Your objective:
Could you transcribe the material below exactly, without leaving out a single line?
= = = = = = =
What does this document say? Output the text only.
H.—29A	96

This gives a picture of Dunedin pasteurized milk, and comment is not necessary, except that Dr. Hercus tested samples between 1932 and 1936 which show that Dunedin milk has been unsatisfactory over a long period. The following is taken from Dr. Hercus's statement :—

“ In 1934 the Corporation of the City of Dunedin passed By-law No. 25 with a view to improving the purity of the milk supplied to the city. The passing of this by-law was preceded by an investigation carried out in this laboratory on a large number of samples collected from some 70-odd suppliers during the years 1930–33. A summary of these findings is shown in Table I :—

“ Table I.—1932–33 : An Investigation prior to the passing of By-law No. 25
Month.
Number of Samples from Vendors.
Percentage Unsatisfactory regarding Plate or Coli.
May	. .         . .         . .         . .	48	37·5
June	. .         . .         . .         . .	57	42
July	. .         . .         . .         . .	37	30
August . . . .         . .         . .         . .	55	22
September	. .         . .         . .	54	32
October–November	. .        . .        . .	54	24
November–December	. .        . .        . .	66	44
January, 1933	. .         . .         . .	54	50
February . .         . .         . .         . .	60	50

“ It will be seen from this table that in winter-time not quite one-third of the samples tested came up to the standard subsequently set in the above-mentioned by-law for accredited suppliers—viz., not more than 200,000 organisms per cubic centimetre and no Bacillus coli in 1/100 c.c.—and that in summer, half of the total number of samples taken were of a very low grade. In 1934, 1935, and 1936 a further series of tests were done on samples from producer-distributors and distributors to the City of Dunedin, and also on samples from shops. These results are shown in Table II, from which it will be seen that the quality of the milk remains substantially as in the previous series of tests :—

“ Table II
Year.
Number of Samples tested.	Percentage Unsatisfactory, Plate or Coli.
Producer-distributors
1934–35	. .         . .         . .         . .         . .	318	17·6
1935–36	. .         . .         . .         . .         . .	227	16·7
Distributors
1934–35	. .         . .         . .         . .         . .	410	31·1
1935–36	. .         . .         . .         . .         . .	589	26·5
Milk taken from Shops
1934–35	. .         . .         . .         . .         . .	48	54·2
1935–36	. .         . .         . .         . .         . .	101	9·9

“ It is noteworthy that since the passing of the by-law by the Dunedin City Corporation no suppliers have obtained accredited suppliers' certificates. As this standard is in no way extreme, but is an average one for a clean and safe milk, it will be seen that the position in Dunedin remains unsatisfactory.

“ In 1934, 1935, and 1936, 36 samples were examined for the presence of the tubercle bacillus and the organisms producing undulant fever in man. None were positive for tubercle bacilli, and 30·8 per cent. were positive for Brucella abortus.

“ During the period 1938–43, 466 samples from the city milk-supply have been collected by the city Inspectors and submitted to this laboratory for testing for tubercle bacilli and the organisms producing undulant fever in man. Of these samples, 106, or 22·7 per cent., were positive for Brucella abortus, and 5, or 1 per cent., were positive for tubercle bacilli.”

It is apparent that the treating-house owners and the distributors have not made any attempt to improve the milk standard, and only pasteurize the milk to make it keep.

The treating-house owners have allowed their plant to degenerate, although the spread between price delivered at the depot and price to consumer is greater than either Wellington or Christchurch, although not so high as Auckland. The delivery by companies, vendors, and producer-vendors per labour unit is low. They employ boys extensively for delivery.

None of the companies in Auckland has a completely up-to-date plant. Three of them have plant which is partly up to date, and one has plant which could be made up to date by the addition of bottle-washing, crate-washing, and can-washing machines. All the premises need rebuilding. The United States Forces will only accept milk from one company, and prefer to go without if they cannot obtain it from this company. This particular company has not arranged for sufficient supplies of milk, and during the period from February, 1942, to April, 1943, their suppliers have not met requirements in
= = = = = = =
Response to this task:
What does this document say? Output the text only.
H.—29A	96

This gives a picture of Dunedin pasteurized milk, and comment is not necessary, except that Dr. Hercus tested samples between 1932 and 1936 which show that Dunedin milk has been unsatisfactory over a long period. The following is taken from Dr. Hercus's statement :—

“ In 1934 the Corporation of the City of Dunedin passed By-law No. 25 with a view to improving the purity of the milk supplied to the city. The passing of this by-law was preceded by an investigation carried out in this laboratory on a large number of samples collected from some 70-odd suppliers during the years 1930–33. A summary of these findings is shown in Table I :—

“ Table I.—1932–33 : An Investigation prior to the passing of By-law No. 25
Month.
Number of Samples from Vendors.
Percentage Unsatisfactory regarding Plate or Coli.
May	. .         . .         . .         . .	48	37·5
June	. .         . .         . .         . .	57	42
July	. .         . .         . .         . .	37	30
August . . . .         . .         . .         . .	55	22
September	. .         . .         . .	54	32
October–November	. .        . .        . .	54	24
November–December	. .        . .        . .	66	44
January, 1933	. .         . .         . .	54	50
February . .         . .         . .         . .	60	50

“ It will be seen from this table that in winter-time not quite one-third of the samples tested came up to the standard subsequently set in the above-mentioned by-law for accredited suppliers—viz., not more than 200,000 organisms per cubic centimetre and no Bacillus coli in 1/100 c.c.—and that in summer, half of the total number of samples taken were of a very low grade. In 1934, 1935, and 1936 a further series of tests were done on samples from producer-distributors and distributors to the City of Dunedin, and also on samples from shops. These results are shown in Table II, from which it will be seen that the quality of the milk remains substantially as in the previous series of tests :—

“ Table II
Year.
Number of Samples tested.	Percentage Unsatisfactory, Plate or Coli.
Producer-distributors
1934–35	. .         . .         . .         . .         . .	318	17·6
1935–36	. .         . .         . .         . .         . .	227	16·7
Distributors
1934–35	. .         . .         . .         . .         . .	410	31·1
1935–36	. .         . .         . .         . .         . .	589	26·5
Milk taken from Shops
1934–35	. .         . .         . .         . .         . .	48	54·2
1935–36	. .         . .         . .         . .         . .	101	9·9

“ It is noteworthy that since the passing of the by-law by the Dunedin City Corporation no suppliers have obtained accredited suppliers' certificates. As this standard is in no way extreme, but is an average one for a clean and safe milk, it will be seen that the position in Dunedin remains unsatisfactory.

“ In 1934, 1935, and 1936, 36 samples were examined for the presence of the tubercle bacillus and the organisms producing undulant fever in man. None were positive for tubercle bacilli, and 30·8 per cent. were positive for Brucella abortus.

“ During the period 1938–43, 466 samples from the city milk-supply have been collected by the city Inspectors and submitted to this laboratory for testing for tubercle bacilli and the organisms producing undulant fever in man. Of these samples, 106, or 22·7 per cent., were positive for Brucella abortus, and 5, or 1 per cent., were positive for tubercle bacilli.”

It is apparent that the treating-house owners and the distributors have not made any attempt to improve the milk standard, and only pasteurize the milk to make it keep.

The treating-house owners have allowed their plant to degenerate, although the spread between price delivered at the depot and price to consumer is greater than either Wellington or Christchurch, although not so high as Auckland. The delivery by companies, vendors, and producer-vendors per labour unit is low. They employ boys extensively for delivery.

None of the companies in Auckland has a completely up-to-date plant. Three of them have plant which is partly up to date, and one has plant which could be made up to date by the addition of bottle-washing, crate-washing, and can-washing machines. All the premises need rebuilding. The United States Forces will only accept milk from one company, and prefer to go without if they cannot obtain it from this company. This particular company has not arranged for sufficient supplies of milk, and during the period from February, 1942, to April, 1943, their suppliers have not met requirements in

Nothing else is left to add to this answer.